[Records from a collection]
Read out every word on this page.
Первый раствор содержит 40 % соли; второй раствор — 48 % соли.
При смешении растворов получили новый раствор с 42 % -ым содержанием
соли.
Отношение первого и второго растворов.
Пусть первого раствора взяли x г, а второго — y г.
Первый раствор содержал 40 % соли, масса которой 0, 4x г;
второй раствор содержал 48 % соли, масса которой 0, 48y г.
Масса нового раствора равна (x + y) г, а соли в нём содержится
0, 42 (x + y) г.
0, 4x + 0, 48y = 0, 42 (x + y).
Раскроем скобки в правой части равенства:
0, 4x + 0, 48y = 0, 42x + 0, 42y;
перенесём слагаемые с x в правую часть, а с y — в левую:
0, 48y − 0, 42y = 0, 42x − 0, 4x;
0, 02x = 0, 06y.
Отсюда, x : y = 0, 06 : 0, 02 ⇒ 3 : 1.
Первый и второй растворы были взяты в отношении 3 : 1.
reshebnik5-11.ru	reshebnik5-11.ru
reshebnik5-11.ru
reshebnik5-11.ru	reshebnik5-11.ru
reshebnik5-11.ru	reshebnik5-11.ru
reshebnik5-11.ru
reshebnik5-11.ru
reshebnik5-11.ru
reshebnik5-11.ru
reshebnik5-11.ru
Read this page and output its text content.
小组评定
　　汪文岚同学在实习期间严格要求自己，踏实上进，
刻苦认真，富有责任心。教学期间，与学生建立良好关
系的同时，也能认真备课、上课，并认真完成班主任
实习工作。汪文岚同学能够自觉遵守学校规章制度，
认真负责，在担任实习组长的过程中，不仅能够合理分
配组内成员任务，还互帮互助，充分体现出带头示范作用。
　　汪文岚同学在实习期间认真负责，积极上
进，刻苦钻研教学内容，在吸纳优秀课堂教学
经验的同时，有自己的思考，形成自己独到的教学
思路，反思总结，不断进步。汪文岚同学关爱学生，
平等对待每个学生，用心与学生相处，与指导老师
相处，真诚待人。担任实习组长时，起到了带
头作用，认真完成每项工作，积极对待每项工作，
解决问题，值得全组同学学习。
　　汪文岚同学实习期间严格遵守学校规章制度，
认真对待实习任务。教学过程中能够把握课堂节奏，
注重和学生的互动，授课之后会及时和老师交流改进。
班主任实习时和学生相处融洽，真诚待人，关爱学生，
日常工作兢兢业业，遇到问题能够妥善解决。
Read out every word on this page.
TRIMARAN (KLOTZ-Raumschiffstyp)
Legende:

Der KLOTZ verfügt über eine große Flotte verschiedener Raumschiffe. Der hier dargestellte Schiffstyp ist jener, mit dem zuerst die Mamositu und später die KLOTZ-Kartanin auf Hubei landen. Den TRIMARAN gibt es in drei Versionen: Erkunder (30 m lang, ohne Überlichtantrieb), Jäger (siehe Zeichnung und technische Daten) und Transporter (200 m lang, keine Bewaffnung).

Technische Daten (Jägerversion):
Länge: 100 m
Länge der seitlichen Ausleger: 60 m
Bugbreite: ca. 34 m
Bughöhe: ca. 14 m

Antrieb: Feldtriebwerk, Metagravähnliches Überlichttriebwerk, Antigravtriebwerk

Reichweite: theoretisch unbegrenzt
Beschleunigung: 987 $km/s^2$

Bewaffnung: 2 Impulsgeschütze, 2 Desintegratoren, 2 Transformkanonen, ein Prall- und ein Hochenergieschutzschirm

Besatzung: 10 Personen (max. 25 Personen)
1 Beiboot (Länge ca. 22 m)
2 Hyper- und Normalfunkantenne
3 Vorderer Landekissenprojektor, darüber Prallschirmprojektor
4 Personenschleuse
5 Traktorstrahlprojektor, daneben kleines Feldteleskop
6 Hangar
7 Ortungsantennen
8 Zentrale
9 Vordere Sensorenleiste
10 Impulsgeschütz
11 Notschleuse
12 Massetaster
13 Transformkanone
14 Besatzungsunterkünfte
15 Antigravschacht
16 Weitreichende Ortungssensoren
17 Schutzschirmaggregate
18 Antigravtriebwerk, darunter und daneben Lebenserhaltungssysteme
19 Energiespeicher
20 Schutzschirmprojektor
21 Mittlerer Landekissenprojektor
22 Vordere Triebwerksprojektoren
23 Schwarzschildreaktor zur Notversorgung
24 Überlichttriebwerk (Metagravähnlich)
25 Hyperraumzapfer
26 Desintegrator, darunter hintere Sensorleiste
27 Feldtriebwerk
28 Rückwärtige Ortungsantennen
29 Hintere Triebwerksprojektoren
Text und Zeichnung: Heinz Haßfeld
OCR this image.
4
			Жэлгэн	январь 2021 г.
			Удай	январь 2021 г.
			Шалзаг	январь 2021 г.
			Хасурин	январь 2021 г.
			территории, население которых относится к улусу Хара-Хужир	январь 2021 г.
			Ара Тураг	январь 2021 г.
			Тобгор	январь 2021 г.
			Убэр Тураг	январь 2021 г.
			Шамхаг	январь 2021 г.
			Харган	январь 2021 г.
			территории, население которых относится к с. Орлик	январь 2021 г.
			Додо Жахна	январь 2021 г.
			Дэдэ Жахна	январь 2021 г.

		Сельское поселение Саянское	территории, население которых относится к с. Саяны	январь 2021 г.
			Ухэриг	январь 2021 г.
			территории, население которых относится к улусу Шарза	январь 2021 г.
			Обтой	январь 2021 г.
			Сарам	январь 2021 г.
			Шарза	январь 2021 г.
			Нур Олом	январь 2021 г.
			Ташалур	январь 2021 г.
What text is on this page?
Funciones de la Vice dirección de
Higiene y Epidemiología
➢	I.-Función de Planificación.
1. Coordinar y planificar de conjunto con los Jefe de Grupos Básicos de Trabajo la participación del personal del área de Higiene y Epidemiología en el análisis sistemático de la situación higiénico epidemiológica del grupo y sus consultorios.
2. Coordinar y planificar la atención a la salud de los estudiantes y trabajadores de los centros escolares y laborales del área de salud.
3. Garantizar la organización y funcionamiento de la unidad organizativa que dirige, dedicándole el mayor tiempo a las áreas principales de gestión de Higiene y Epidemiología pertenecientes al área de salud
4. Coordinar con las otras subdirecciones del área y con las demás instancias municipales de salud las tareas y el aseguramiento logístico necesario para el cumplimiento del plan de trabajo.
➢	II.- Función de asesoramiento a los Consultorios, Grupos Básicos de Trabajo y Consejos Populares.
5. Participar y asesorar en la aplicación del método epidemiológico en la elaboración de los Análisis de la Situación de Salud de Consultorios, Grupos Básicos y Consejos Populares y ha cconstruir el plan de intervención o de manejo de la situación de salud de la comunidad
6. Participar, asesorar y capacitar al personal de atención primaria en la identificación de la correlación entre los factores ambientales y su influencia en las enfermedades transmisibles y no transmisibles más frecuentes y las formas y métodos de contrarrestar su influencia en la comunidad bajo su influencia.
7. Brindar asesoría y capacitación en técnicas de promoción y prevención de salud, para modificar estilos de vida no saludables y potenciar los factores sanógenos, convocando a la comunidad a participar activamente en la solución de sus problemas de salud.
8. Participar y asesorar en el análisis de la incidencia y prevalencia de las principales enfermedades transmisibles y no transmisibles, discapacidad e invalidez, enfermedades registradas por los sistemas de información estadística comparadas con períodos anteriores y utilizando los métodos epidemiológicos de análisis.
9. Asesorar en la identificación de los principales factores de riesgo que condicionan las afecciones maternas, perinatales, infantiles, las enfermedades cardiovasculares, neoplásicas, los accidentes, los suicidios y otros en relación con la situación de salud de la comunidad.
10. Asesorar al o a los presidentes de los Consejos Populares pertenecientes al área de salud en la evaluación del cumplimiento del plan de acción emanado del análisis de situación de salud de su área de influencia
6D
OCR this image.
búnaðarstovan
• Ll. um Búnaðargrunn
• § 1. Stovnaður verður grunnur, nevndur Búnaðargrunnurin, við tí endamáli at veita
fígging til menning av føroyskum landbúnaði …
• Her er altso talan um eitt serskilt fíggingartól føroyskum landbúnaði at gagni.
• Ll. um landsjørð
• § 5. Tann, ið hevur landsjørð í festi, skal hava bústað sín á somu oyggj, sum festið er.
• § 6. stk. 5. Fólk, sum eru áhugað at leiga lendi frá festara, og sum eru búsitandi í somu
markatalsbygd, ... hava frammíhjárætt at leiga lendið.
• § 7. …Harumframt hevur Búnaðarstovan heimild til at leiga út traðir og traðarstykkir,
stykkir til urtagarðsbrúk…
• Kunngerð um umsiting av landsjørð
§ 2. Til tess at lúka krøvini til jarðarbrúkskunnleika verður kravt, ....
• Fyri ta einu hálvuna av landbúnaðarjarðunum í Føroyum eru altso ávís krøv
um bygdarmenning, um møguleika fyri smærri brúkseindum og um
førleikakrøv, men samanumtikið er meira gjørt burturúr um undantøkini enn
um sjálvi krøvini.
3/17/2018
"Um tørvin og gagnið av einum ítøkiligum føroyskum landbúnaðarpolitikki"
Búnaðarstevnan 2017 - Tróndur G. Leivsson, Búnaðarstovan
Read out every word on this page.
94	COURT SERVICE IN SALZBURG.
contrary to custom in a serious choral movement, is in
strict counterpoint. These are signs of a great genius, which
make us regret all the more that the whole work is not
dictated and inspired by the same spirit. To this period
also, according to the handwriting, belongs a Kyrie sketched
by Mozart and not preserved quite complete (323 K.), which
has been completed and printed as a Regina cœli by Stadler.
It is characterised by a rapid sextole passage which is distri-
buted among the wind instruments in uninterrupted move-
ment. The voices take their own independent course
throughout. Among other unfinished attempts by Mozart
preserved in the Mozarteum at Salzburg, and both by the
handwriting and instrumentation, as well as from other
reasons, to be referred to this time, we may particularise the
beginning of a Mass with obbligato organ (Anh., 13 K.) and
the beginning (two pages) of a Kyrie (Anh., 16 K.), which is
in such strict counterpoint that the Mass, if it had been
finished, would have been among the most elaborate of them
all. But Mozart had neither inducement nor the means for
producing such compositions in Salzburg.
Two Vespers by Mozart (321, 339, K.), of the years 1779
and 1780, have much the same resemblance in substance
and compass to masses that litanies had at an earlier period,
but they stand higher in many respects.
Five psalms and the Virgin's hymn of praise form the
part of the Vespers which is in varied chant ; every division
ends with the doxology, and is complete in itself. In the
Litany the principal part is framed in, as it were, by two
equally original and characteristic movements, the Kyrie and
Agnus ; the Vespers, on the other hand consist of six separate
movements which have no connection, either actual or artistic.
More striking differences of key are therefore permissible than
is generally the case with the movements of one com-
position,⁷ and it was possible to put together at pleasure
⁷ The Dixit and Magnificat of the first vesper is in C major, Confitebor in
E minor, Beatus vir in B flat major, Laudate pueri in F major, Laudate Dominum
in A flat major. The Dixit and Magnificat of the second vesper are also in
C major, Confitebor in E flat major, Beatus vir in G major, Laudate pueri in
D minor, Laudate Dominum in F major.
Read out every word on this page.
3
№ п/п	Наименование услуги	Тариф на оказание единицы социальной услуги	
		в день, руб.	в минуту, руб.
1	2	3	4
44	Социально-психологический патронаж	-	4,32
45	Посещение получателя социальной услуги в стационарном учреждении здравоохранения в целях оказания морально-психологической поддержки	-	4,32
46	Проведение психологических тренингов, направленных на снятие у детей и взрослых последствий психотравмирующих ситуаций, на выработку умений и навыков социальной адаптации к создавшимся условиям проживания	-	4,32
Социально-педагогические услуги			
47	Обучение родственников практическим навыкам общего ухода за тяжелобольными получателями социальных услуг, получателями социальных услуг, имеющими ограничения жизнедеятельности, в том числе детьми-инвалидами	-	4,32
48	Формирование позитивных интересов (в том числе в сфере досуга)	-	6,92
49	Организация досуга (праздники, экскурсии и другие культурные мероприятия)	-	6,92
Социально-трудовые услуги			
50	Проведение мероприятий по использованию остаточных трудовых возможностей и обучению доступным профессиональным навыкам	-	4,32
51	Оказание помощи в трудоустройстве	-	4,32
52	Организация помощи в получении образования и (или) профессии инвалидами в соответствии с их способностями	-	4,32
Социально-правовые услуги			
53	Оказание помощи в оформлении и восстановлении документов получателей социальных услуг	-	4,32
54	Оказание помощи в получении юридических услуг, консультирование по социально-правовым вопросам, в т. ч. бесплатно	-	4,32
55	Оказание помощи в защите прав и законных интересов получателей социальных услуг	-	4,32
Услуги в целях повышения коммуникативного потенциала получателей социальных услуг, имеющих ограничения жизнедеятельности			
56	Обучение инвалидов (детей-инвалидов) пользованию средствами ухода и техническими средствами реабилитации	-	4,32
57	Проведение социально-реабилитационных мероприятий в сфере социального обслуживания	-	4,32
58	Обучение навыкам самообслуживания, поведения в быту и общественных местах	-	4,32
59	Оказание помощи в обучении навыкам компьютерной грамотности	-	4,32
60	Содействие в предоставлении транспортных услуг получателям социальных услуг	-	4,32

-- What you need to do --
In the material above, tally every line with the string "真诚待人" in it, then give that number alone.

-- Exercise answer --
2